- [Task goal]: Print, exactly and completely, the data that appears below.

- [Data to examine]:
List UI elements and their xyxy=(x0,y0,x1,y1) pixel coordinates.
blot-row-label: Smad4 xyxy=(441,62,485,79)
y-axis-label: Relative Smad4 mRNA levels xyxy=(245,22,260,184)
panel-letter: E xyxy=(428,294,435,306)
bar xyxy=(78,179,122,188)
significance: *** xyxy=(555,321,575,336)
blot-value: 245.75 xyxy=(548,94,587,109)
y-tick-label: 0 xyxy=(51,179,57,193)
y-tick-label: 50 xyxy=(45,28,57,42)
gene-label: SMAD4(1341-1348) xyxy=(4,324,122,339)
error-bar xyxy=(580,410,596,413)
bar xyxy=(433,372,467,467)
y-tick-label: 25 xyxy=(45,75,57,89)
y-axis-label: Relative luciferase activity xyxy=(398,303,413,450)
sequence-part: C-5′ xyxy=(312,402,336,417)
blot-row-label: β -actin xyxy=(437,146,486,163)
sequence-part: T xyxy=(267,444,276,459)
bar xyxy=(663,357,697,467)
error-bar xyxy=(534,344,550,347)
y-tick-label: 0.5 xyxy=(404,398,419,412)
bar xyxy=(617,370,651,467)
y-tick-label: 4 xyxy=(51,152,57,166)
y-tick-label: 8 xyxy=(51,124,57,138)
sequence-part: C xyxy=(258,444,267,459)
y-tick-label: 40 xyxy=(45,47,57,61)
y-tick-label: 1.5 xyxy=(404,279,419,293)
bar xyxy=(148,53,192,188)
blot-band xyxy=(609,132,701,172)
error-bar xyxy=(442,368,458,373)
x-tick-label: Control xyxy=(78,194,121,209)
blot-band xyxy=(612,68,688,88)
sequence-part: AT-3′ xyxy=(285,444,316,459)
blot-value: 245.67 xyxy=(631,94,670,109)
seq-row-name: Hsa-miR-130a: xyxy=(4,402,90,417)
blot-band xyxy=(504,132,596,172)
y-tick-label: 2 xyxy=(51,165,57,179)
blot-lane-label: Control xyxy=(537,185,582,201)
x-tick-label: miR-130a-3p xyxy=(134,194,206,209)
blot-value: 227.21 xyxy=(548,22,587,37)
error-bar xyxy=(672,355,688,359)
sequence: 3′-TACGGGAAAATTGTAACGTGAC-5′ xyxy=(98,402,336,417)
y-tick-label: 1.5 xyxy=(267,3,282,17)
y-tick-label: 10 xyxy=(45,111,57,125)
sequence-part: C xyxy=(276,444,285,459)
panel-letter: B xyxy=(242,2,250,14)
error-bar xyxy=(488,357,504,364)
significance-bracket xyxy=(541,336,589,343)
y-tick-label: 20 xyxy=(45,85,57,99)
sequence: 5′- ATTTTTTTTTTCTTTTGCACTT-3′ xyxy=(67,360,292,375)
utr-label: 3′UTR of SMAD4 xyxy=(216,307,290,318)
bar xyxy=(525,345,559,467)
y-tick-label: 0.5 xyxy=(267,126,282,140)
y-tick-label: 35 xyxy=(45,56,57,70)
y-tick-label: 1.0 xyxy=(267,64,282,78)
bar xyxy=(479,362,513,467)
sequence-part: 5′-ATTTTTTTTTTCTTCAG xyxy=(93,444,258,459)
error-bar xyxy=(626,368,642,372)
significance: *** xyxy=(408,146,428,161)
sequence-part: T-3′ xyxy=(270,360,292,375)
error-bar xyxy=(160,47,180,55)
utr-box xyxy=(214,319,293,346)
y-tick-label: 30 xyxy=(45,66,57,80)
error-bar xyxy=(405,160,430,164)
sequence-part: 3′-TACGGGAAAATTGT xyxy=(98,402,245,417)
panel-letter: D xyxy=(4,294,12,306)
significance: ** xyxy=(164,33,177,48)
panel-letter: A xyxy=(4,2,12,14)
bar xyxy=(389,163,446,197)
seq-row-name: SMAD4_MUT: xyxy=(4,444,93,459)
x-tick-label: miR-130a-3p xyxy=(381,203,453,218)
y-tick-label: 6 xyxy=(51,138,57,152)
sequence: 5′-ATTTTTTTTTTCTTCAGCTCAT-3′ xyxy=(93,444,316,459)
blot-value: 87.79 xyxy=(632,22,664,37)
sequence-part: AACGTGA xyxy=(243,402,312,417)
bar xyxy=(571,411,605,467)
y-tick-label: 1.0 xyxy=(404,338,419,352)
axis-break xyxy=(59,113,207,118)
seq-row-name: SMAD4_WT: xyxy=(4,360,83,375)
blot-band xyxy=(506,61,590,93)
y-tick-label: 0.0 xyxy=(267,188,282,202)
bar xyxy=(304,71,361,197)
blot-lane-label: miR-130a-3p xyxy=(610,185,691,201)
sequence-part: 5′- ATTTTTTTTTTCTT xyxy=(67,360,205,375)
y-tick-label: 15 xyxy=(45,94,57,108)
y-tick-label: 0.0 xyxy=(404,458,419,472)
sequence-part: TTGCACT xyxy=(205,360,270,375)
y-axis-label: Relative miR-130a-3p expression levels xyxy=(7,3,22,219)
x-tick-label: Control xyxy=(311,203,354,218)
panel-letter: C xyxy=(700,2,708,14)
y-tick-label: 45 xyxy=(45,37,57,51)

- [Response to the task]:
List UI elements and their xyxy=(x0,y0,x1,y1) pixel coordinates.
blot-row-label: Smad4 xyxy=(441,62,485,79)
y-axis-label: Relative Smad4 mRNA levels xyxy=(245,22,260,184)
panel-letter: E xyxy=(428,294,435,306)
bar xyxy=(78,179,122,188)
significance: *** xyxy=(555,321,575,336)
blot-value: 245.75 xyxy=(548,94,587,109)
y-tick-label: 0 xyxy=(51,179,57,193)
y-tick-label: 50 xyxy=(45,28,57,42)
gene-label: SMAD4(1341-1348) xyxy=(4,324,122,339)
error-bar xyxy=(580,410,596,413)
bar xyxy=(433,372,467,467)
y-tick-label: 25 xyxy=(45,75,57,89)
y-axis-label: Relative luciferase activity xyxy=(398,303,413,450)
sequence-part: C-5′ xyxy=(312,402,336,417)
blot-row-label: β -actin xyxy=(437,146,486,163)
sequence-part: T xyxy=(267,444,276,459)
bar xyxy=(663,357,697,467)
error-bar xyxy=(534,344,550,347)
y-tick-label: 0.5 xyxy=(404,398,419,412)
bar xyxy=(617,370,651,467)
y-tick-label: 4 xyxy=(51,152,57,166)
y-tick-label: 8 xyxy=(51,124,57,138)
sequence-part: C xyxy=(258,444,267,459)
y-tick-label: 40 xyxy=(45,47,57,61)
y-tick-label: 1.5 xyxy=(404,279,419,293)
bar xyxy=(148,53,192,188)
blot-band xyxy=(609,132,701,172)
error-bar xyxy=(442,368,458,373)
x-tick-label: Control xyxy=(78,194,121,209)
blot-band xyxy=(612,68,688,88)
sequence-part: AT-3′ xyxy=(285,444,316,459)
blot-value: 245.67 xyxy=(631,94,670,109)
seq-row-name: Hsa-miR-130a: xyxy=(4,402,90,417)
blot-band xyxy=(504,132,596,172)
y-tick-label: 2 xyxy=(51,165,57,179)
blot-lane-label: Control xyxy=(537,185,582,201)
x-tick-label: miR-130a-3p xyxy=(134,194,206,209)
blot-value: 227.21 xyxy=(548,22,587,37)
error-bar xyxy=(672,355,688,359)
sequence: 3′-TACGGGAAAATTGTAACGTGAC-5′ xyxy=(98,402,336,417)
y-tick-label: 1.5 xyxy=(267,3,282,17)
y-tick-label: 10 xyxy=(45,111,57,125)
sequence-part: C xyxy=(276,444,285,459)
panel-letter: B xyxy=(242,2,250,14)
error-bar xyxy=(488,357,504,364)
significance-bracket xyxy=(541,336,589,343)
y-tick-label: 20 xyxy=(45,85,57,99)
sequence: 5′- ATTTTTTTTTTCTTTTGCACTT-3′ xyxy=(67,360,292,375)
utr-label: 3′UTR of SMAD4 xyxy=(216,307,290,318)
bar xyxy=(525,345,559,467)
y-tick-label: 0.5 xyxy=(267,126,282,140)
y-tick-label: 35 xyxy=(45,56,57,70)
y-tick-label: 1.0 xyxy=(267,64,282,78)
bar xyxy=(479,362,513,467)
sequence-part: 5′-ATTTTTTTTTTCTTCAG xyxy=(93,444,258,459)
error-bar xyxy=(626,368,642,372)
significance: *** xyxy=(408,146,428,161)
sequence-part: T-3′ xyxy=(270,360,292,375)
error-bar xyxy=(160,47,180,55)
utr-box xyxy=(214,319,293,346)
y-tick-label: 30 xyxy=(45,66,57,80)
error-bar xyxy=(405,160,430,164)
sequence-part: 3′-TACGGGAAAATTGT xyxy=(98,402,245,417)
panel-letter: D xyxy=(4,294,12,306)
significance: ** xyxy=(164,33,177,48)
panel-letter: A xyxy=(4,2,12,14)
bar xyxy=(389,163,446,197)
seq-row-name: SMAD4_MUT: xyxy=(4,444,93,459)
x-tick-label: miR-130a-3p xyxy=(381,203,453,218)
y-tick-label: 6 xyxy=(51,138,57,152)
sequence: 5′-ATTTTTTTTTTCTTCAGCTCAT-3′ xyxy=(93,444,316,459)
blot-value: 87.79 xyxy=(632,22,664,37)
sequence-part: AACGTGA xyxy=(243,402,312,417)
bar xyxy=(571,411,605,467)
y-tick-label: 1.0 xyxy=(404,338,419,352)
axis-break xyxy=(59,113,207,118)
seq-row-name: SMAD4_WT: xyxy=(4,360,83,375)
blot-band xyxy=(506,61,590,93)
y-tick-label: 0.0 xyxy=(267,188,282,202)
bar xyxy=(304,71,361,197)
blot-lane-label: miR-130a-3p xyxy=(610,185,691,201)
sequence-part: 5′- ATTTTTTTTTTCTT xyxy=(67,360,205,375)
y-tick-label: 15 xyxy=(45,94,57,108)
y-tick-label: 0.0 xyxy=(404,458,419,472)
sequence-part: TTGCACT xyxy=(205,360,270,375)
y-axis-label: Relative miR-130a-3p expression levels xyxy=(7,3,22,219)
x-tick-label: Control xyxy=(311,203,354,218)
panel-letter: C xyxy=(700,2,708,14)
y-tick-label: 45 xyxy=(45,37,57,51)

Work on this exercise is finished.